[PROBLEM STATEMENT] Across the listing below, count the lines that mention the string "subscript". Reply with the figure only.

[THE RECORDS]
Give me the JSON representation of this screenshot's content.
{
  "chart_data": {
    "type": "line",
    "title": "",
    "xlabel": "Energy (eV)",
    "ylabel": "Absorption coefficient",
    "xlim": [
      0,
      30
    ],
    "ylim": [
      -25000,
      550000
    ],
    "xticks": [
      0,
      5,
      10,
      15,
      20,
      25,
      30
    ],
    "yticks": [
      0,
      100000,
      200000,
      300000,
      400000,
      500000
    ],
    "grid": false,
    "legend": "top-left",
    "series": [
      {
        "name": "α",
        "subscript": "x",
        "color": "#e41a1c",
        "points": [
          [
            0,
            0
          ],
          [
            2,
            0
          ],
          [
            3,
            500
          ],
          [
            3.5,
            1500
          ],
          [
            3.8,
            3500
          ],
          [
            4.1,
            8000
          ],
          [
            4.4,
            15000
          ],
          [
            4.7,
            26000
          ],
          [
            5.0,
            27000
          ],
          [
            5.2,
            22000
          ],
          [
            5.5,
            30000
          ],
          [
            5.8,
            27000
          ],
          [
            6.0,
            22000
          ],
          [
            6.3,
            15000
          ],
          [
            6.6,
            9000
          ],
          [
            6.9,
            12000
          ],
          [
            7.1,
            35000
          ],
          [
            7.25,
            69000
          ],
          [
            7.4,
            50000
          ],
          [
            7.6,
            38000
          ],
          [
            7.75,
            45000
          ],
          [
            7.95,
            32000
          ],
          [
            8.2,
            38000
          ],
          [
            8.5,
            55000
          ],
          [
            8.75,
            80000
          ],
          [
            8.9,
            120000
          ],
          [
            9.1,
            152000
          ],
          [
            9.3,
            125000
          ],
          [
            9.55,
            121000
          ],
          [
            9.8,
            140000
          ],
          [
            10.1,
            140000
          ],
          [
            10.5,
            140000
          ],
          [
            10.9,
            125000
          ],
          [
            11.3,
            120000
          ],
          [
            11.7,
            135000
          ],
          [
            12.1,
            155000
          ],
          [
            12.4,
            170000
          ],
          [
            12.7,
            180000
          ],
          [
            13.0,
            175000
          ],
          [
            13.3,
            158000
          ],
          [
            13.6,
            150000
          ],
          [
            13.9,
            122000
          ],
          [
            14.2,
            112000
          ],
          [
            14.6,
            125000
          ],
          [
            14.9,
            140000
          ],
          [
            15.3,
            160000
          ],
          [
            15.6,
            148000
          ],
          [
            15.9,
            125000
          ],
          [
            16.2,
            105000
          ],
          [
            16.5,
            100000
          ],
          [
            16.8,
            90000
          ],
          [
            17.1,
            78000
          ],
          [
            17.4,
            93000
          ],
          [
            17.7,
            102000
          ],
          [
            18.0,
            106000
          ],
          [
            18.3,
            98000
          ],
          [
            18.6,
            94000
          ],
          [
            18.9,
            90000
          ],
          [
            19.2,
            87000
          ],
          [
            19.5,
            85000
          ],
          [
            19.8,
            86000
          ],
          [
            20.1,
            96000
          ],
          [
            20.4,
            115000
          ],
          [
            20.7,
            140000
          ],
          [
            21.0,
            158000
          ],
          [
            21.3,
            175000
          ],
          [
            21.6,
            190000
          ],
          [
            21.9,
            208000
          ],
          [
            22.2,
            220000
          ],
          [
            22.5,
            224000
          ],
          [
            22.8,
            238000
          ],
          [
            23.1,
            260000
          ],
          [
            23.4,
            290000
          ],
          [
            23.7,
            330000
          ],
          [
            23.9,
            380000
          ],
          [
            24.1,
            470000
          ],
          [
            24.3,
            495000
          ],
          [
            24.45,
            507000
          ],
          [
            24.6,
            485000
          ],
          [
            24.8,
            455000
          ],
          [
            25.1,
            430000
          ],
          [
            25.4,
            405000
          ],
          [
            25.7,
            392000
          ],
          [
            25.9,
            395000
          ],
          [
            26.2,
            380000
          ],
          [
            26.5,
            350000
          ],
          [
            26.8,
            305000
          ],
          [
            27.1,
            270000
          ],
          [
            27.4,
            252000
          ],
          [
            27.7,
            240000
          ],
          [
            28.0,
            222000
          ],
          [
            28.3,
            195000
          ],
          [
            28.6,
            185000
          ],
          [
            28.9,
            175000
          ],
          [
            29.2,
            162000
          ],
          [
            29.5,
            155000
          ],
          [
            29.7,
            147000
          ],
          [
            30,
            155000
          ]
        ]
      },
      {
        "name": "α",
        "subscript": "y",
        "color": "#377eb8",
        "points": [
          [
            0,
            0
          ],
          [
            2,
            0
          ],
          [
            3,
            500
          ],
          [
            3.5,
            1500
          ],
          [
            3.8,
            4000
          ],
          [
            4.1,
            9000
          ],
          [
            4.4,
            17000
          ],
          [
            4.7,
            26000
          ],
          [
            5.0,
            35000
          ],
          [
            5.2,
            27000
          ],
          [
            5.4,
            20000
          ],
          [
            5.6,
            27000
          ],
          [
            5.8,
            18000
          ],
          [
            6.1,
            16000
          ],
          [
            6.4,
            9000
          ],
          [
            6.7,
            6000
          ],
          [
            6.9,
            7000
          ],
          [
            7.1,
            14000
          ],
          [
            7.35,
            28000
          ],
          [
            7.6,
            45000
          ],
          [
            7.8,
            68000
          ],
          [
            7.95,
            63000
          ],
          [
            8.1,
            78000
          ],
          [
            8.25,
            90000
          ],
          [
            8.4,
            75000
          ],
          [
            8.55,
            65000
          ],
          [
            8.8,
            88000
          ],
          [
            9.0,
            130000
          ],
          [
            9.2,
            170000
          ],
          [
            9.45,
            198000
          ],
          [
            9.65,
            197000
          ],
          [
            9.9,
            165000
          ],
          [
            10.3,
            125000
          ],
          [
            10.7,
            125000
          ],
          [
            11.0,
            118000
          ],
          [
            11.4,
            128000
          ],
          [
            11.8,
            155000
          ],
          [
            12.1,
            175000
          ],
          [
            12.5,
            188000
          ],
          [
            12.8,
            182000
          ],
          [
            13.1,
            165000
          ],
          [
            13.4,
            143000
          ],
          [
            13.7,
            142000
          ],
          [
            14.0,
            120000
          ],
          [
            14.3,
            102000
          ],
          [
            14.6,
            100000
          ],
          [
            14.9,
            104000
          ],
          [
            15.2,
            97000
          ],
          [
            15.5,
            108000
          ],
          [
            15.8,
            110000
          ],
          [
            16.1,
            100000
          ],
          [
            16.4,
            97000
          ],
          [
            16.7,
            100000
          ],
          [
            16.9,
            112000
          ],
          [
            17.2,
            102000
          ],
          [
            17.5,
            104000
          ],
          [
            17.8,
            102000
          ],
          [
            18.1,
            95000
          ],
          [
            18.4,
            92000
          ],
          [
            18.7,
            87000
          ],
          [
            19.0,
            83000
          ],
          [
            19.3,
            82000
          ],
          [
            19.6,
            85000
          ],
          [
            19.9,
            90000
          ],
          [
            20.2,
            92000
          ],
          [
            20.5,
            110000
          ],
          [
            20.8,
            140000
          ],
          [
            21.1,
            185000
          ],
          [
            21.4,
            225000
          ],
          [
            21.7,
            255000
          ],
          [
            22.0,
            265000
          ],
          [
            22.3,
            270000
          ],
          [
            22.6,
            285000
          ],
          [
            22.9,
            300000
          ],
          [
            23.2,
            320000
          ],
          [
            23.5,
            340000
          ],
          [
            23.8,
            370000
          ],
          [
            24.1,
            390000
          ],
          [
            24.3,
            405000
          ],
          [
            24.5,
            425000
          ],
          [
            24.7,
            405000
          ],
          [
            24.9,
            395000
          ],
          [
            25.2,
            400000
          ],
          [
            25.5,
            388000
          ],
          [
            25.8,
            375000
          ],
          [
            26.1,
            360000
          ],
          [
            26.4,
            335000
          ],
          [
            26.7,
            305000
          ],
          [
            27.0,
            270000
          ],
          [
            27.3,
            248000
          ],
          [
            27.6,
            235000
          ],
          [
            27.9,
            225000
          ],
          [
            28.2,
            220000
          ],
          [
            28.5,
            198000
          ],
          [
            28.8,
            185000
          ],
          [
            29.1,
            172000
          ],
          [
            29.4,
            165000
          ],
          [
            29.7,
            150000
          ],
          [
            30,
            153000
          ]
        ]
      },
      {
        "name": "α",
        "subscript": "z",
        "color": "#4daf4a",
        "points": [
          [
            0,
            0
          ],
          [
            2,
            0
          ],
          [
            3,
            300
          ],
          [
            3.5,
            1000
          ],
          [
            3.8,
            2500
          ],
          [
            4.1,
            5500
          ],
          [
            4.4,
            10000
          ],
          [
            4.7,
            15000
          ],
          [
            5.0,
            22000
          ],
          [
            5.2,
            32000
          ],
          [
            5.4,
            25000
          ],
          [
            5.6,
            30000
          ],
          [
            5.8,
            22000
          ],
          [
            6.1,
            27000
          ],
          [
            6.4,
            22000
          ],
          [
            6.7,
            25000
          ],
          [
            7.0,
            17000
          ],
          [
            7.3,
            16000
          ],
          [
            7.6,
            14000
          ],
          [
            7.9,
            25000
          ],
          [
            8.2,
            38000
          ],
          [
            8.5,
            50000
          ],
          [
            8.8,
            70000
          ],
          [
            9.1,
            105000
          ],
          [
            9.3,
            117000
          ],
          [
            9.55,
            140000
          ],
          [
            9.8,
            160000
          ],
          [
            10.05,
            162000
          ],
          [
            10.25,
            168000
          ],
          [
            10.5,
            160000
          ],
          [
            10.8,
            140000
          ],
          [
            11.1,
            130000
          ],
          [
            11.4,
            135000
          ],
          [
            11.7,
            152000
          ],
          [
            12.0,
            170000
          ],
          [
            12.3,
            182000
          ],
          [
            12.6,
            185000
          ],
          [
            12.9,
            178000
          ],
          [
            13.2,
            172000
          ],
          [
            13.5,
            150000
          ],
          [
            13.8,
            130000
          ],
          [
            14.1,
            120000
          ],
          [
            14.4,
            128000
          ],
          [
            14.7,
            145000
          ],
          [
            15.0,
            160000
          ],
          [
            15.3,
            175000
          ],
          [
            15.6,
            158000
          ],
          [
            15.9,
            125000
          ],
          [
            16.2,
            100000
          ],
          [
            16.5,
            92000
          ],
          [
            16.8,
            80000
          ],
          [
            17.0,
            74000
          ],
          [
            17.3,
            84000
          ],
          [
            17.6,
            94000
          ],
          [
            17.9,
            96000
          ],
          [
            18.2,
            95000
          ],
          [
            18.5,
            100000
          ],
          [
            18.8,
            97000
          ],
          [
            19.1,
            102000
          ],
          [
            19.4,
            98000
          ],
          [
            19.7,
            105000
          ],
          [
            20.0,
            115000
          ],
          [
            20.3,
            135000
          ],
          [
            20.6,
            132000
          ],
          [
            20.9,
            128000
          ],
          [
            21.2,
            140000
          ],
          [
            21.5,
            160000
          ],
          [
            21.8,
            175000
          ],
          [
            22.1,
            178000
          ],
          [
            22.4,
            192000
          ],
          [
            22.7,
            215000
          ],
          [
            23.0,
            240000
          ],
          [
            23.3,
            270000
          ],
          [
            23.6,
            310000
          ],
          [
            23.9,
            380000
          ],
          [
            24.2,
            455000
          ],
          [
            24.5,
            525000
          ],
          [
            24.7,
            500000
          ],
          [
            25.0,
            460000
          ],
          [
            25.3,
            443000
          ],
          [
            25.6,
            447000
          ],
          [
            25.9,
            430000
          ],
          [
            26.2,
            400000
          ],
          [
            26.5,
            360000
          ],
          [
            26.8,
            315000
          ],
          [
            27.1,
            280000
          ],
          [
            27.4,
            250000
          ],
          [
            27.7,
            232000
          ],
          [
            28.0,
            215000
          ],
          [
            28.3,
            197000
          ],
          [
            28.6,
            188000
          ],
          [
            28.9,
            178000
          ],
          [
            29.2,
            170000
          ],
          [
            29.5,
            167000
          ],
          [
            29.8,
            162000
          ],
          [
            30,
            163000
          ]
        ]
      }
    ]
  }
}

[RESPONSE] 3